Task material
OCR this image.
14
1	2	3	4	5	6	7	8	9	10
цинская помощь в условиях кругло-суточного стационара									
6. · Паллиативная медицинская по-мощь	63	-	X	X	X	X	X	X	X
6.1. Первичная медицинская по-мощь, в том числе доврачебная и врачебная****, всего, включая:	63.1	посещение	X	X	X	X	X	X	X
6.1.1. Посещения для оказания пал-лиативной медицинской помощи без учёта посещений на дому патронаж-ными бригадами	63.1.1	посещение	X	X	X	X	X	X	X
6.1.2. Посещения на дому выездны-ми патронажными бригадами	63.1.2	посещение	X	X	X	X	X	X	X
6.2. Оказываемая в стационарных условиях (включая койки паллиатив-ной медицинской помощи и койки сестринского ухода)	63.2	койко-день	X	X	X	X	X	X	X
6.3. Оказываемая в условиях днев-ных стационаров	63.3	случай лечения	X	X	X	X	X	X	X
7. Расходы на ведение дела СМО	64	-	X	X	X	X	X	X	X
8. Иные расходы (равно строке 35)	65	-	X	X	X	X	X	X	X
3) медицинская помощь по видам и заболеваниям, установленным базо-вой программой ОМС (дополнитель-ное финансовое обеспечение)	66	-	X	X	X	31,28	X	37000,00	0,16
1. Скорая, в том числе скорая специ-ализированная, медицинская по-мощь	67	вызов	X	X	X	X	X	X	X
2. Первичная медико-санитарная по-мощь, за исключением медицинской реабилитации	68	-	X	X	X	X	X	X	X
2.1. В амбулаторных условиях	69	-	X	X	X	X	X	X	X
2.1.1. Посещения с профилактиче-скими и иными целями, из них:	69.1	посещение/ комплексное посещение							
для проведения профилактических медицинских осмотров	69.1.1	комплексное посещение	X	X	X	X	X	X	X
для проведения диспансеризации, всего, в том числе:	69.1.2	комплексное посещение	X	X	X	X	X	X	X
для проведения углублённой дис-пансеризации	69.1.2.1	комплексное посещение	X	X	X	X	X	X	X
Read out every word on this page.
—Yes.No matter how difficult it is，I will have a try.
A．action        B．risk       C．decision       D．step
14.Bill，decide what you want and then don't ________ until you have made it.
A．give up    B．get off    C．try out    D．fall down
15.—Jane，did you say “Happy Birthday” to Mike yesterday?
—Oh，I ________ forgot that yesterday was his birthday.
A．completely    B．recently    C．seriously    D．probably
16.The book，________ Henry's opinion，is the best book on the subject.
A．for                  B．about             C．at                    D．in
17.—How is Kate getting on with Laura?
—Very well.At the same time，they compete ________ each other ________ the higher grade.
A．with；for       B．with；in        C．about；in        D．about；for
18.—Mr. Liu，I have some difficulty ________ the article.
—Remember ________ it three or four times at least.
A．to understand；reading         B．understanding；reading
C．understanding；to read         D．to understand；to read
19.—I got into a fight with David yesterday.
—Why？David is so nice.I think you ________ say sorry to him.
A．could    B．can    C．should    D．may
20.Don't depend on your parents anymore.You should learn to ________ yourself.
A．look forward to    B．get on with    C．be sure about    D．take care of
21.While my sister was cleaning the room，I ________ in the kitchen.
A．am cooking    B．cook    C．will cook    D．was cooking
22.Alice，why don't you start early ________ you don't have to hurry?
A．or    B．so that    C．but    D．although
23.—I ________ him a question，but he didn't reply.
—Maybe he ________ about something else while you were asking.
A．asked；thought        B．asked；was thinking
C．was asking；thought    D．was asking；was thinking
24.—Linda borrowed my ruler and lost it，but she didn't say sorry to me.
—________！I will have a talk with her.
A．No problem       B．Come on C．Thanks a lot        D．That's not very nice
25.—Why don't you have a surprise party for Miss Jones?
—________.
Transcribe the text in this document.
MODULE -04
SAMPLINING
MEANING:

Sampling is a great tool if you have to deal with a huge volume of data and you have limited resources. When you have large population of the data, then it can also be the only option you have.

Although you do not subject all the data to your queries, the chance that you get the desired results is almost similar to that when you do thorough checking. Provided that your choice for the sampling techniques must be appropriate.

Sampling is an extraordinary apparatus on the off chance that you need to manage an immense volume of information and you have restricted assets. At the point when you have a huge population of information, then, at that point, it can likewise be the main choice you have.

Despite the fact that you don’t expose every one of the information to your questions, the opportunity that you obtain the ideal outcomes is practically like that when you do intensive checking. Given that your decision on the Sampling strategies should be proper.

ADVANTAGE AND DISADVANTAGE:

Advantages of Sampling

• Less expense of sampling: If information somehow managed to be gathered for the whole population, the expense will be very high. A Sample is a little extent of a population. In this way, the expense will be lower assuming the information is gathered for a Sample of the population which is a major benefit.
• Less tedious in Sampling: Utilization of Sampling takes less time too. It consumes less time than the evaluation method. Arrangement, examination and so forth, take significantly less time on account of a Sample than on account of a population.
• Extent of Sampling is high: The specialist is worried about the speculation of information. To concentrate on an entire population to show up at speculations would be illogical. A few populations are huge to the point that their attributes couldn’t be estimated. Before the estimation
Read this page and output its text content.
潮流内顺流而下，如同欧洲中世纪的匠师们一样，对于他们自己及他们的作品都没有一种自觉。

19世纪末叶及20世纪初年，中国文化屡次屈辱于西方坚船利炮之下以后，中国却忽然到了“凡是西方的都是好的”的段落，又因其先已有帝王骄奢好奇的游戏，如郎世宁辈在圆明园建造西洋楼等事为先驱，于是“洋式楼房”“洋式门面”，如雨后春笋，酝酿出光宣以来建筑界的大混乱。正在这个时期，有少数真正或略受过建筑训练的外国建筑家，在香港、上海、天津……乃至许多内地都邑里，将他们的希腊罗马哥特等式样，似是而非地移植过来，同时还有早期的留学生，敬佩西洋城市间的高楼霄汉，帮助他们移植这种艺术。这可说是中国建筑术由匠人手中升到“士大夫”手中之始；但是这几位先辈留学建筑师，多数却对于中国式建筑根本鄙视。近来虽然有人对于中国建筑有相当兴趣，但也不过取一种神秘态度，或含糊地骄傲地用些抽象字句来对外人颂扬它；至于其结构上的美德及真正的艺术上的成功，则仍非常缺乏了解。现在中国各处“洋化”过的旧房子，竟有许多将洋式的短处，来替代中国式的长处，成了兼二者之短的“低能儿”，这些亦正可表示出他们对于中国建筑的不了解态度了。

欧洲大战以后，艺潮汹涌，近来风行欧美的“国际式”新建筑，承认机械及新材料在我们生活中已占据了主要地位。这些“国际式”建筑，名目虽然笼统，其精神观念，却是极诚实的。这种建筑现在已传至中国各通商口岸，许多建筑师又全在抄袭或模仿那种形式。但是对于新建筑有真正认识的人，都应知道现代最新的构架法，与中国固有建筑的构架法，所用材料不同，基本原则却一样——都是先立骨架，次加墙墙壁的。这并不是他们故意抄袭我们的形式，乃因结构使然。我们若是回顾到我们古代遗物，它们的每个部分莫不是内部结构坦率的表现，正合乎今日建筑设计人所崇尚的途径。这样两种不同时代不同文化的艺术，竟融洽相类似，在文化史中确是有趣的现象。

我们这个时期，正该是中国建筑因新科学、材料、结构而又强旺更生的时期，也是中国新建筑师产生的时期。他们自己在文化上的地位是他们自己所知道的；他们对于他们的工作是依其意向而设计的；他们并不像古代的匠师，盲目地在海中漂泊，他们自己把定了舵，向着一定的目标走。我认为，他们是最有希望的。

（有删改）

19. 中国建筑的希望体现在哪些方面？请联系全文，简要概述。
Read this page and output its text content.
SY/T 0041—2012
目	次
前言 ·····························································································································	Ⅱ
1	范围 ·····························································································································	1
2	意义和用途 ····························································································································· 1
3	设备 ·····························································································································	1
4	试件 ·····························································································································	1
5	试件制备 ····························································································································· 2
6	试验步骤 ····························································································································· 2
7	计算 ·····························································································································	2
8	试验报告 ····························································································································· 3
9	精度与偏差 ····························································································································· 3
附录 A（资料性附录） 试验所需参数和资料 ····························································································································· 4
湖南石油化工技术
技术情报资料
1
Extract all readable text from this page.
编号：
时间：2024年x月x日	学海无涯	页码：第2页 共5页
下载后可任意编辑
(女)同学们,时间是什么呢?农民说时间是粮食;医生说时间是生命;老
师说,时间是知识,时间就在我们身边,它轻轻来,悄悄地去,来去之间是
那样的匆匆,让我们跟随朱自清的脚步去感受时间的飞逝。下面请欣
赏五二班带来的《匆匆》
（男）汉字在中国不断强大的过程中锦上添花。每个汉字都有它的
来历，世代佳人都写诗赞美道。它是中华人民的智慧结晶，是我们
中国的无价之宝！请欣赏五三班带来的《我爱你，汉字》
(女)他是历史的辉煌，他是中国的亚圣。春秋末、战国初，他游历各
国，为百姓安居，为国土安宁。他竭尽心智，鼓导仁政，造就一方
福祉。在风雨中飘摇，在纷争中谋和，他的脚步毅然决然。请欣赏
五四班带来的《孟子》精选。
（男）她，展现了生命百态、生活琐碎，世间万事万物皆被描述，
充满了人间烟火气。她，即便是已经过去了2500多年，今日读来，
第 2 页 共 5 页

Set problem
Isolate each line of the listing above that includes "Less". Copy it.

Result of this task
• Less expense of sampling: If information somehow managed to be gathered for the whole population, the expense will be very high. A Sample is a little extent of a population. In this way, the expense will be lower assuming the information is gathered for a Sample of the population which is a major benefit.
• Less tedious in Sampling: Utilization of Sampling takes less time too. It consumes less time than the evaluation method. Arrangement, examination and so forth, take significantly less time on account of a Sample than on account of a population.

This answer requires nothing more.